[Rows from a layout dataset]
------------
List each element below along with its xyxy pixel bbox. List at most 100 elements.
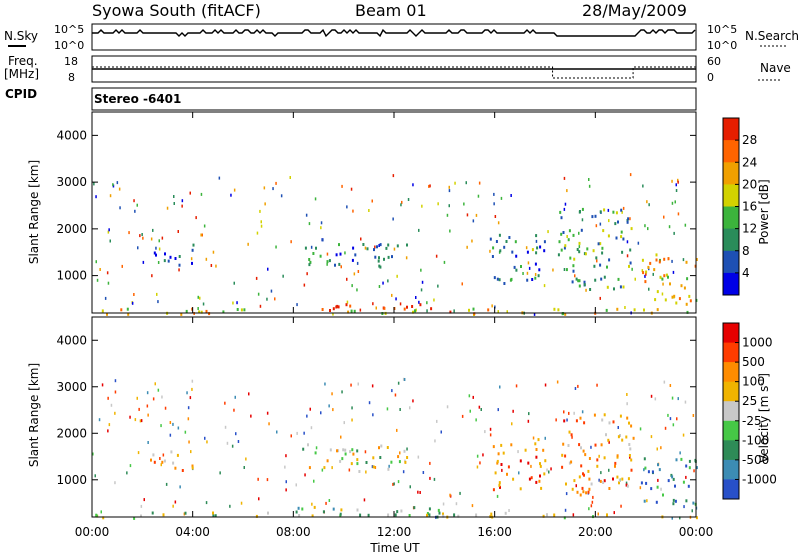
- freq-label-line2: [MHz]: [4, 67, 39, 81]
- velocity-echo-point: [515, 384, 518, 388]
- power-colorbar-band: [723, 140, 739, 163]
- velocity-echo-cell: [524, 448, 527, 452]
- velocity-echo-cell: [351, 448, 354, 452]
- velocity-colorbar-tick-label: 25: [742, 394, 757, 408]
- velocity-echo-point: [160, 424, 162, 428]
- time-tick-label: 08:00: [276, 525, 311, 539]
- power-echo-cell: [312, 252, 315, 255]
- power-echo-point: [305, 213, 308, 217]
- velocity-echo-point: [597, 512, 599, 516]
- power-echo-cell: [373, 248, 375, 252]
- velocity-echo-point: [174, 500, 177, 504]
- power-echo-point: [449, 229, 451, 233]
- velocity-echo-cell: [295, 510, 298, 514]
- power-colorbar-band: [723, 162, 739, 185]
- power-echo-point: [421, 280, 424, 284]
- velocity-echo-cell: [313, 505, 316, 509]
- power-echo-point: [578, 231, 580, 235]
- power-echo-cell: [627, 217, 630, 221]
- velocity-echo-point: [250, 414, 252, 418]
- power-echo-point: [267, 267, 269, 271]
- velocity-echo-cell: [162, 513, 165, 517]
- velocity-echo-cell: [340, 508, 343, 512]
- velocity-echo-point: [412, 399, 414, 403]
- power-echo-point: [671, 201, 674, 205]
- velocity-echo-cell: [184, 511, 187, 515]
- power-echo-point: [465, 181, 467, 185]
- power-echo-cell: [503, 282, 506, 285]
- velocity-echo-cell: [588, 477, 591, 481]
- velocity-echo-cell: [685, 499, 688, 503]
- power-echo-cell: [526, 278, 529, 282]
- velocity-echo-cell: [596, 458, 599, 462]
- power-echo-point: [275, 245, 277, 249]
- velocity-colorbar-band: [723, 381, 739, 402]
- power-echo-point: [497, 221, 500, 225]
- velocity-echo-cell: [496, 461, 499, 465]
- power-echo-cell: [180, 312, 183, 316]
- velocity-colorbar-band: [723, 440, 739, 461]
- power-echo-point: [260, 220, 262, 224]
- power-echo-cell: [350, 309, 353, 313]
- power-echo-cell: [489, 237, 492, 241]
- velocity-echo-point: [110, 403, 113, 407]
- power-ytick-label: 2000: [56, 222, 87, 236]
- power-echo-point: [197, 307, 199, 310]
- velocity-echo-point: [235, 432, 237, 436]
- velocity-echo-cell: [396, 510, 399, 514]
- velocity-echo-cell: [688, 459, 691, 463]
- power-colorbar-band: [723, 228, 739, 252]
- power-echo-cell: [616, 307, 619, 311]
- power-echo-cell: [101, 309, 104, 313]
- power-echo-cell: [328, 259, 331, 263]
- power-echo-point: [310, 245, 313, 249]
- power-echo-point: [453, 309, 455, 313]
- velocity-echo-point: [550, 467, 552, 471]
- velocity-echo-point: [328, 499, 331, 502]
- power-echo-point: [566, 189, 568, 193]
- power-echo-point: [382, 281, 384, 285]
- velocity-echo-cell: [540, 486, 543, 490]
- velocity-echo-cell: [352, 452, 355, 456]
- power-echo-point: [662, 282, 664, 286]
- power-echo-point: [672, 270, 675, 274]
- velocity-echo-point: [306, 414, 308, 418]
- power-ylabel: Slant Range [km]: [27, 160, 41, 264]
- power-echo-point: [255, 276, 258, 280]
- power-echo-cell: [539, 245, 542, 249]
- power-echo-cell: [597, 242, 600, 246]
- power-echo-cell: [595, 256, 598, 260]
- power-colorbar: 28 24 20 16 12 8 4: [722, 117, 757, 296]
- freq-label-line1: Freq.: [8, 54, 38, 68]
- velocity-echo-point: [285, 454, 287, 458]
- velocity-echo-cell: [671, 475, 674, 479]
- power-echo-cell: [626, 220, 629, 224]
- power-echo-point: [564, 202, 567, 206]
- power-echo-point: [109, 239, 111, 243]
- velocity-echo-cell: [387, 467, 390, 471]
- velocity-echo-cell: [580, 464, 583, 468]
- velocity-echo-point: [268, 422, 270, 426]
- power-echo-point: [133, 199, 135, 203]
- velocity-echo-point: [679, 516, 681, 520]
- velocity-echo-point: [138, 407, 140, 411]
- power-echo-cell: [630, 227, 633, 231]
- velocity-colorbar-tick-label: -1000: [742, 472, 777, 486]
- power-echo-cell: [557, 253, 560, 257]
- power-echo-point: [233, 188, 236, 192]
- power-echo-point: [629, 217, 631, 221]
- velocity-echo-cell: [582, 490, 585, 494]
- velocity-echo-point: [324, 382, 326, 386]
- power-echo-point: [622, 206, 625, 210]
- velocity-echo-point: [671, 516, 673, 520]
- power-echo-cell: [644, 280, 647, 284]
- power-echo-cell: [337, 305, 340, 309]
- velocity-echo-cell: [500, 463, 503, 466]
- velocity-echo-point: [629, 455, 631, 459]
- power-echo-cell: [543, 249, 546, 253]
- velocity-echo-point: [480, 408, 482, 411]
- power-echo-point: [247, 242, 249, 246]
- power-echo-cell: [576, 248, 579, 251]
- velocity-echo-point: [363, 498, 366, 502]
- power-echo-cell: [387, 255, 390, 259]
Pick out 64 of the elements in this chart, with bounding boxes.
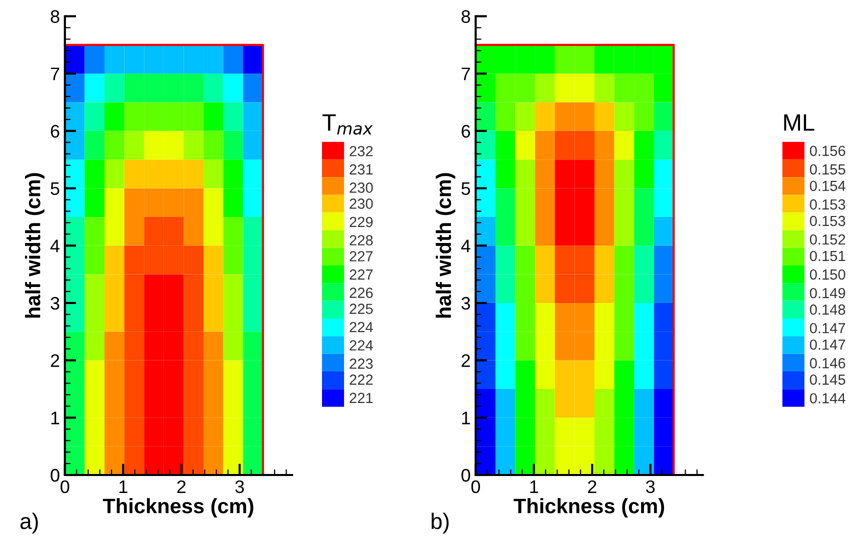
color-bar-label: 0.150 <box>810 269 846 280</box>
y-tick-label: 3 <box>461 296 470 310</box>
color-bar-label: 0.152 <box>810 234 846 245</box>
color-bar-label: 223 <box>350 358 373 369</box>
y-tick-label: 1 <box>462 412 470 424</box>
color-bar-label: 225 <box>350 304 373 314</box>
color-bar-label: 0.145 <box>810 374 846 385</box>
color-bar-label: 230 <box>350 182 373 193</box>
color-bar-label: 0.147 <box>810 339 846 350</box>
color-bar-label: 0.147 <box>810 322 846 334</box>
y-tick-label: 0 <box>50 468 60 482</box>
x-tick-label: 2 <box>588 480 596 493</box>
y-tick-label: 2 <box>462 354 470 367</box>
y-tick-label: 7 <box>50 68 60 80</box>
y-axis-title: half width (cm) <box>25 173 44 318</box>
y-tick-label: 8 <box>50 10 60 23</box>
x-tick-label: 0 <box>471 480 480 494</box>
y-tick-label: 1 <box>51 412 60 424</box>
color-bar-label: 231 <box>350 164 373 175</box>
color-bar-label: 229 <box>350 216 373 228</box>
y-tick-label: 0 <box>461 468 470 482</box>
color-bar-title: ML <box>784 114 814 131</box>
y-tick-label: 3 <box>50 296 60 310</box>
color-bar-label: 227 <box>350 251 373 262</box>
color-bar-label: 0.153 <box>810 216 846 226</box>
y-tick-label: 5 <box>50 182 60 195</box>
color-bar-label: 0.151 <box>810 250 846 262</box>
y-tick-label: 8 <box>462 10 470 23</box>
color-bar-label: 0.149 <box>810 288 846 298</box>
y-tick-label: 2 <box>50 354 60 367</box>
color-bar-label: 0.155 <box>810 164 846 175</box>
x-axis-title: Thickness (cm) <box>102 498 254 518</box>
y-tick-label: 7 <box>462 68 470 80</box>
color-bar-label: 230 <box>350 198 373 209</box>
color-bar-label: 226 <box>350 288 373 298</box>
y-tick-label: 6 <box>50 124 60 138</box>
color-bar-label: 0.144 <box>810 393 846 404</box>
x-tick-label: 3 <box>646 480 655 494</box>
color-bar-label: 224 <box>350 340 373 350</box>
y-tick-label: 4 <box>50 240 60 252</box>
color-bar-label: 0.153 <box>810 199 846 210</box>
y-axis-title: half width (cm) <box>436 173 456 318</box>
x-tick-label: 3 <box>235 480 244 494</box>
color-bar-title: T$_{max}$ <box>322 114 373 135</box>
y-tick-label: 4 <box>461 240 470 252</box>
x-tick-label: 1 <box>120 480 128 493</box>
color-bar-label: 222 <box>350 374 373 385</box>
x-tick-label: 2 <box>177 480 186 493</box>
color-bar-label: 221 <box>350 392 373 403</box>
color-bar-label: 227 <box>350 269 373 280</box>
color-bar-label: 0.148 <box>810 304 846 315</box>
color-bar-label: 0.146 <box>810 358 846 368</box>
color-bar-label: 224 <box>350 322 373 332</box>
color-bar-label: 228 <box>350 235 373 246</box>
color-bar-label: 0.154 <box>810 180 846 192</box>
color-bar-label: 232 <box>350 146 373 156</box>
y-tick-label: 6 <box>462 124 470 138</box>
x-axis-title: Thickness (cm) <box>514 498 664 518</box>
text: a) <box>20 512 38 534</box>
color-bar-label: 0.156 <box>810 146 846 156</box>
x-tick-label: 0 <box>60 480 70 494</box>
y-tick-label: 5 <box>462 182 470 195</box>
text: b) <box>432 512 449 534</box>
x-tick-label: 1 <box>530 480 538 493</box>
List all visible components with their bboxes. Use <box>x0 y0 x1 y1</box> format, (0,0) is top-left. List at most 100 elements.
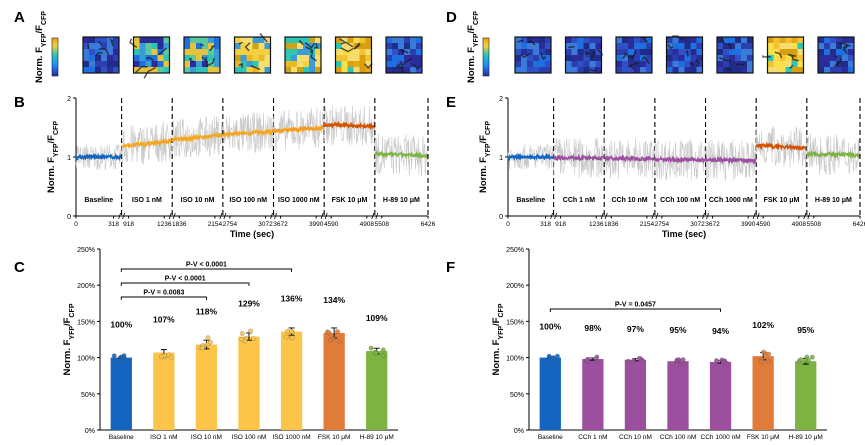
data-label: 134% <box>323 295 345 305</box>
------------
• **YOUR GOAL**:
Swap "power-echo-cell" for "power-return-cell" in everything from the line containing "- freq-label-line2: [MHz]: [4, 67, 39, 81]" down to the line containing "- power-colorbar-band: [723, 228, 739, 252]", leaving all else unchanged, and give only those lines.

• **OUTPUT BELOW**:
- freq-label-line2: [MHz]: [4, 67, 39, 81]
- velocity-echo-point: [515, 384, 518, 388]
- power-colorbar-band: [723, 140, 739, 163]
- velocity-echo-cell: [524, 448, 527, 452]
- velocity-echo-cell: [351, 448, 354, 452]
- velocity-colorbar-tick-label: 25: [742, 394, 757, 408]
- velocity-echo-point: [160, 424, 162, 428]
- time-tick-label: 08:00: [276, 525, 311, 539]
- power-return-cell: [312, 252, 315, 255]
- power-echo-point: [305, 213, 308, 217]
- velocity-echo-point: [597, 512, 599, 516]
- power-return-cell: [373, 248, 375, 252]
- velocity-echo-point: [174, 500, 177, 504]
- power-echo-point: [449, 229, 451, 233]
- velocity-echo-cell: [295, 510, 298, 514]
- power-colorbar-band: [723, 162, 739, 185]
- power-echo-point: [421, 280, 424, 284]
- velocity-echo-cell: [313, 505, 316, 509]
- power-echo-point: [578, 231, 580, 235]
- power-return-cell: [627, 217, 630, 221]
- velocity-echo-point: [250, 414, 252, 418]
- power-echo-point: [267, 267, 269, 271]
- velocity-echo-cell: [162, 513, 165, 517]
- velocity-echo-cell: [340, 508, 343, 512]
- velocity-echo-point: [412, 399, 414, 403]
- power-echo-point: [671, 201, 674, 205]
- velocity-echo-cell: [184, 511, 187, 515]
- power-echo-point: [465, 181, 467, 185]
- power-return-cell: [503, 282, 506, 285]
- velocity-echo-cell: [588, 477, 591, 481]
- velocity-echo-cell: [685, 499, 688, 503]
- power-return-cell: [526, 278, 529, 282]
- velocity-echo-cell: [596, 458, 599, 462]
- power-echo-point: [275, 245, 277, 249]
- velocity-colorbar-band: [723, 381, 739, 402]
- power-echo-point: [497, 221, 500, 225]
- velocity-echo-cell: [496, 461, 499, 465]
- power-return-cell: [180, 312, 183, 316]
- velocity-colorbar-band: [723, 440, 739, 461]
- power-echo-point: [260, 220, 262, 224]
- power-return-cell: [350, 309, 353, 313]
- power-return-cell: [489, 237, 492, 241]
- velocity-echo-point: [110, 403, 113, 407]
- power-ytick-label: 2000: [56, 222, 87, 236]
- power-echo-point: [197, 307, 199, 310]
- velocity-echo-point: [235, 432, 237, 436]
- velocity-echo-cell: [396, 510, 399, 514]
- velocity-echo-cell: [688, 459, 691, 463]
- power-colorbar-band: [723, 228, 739, 252]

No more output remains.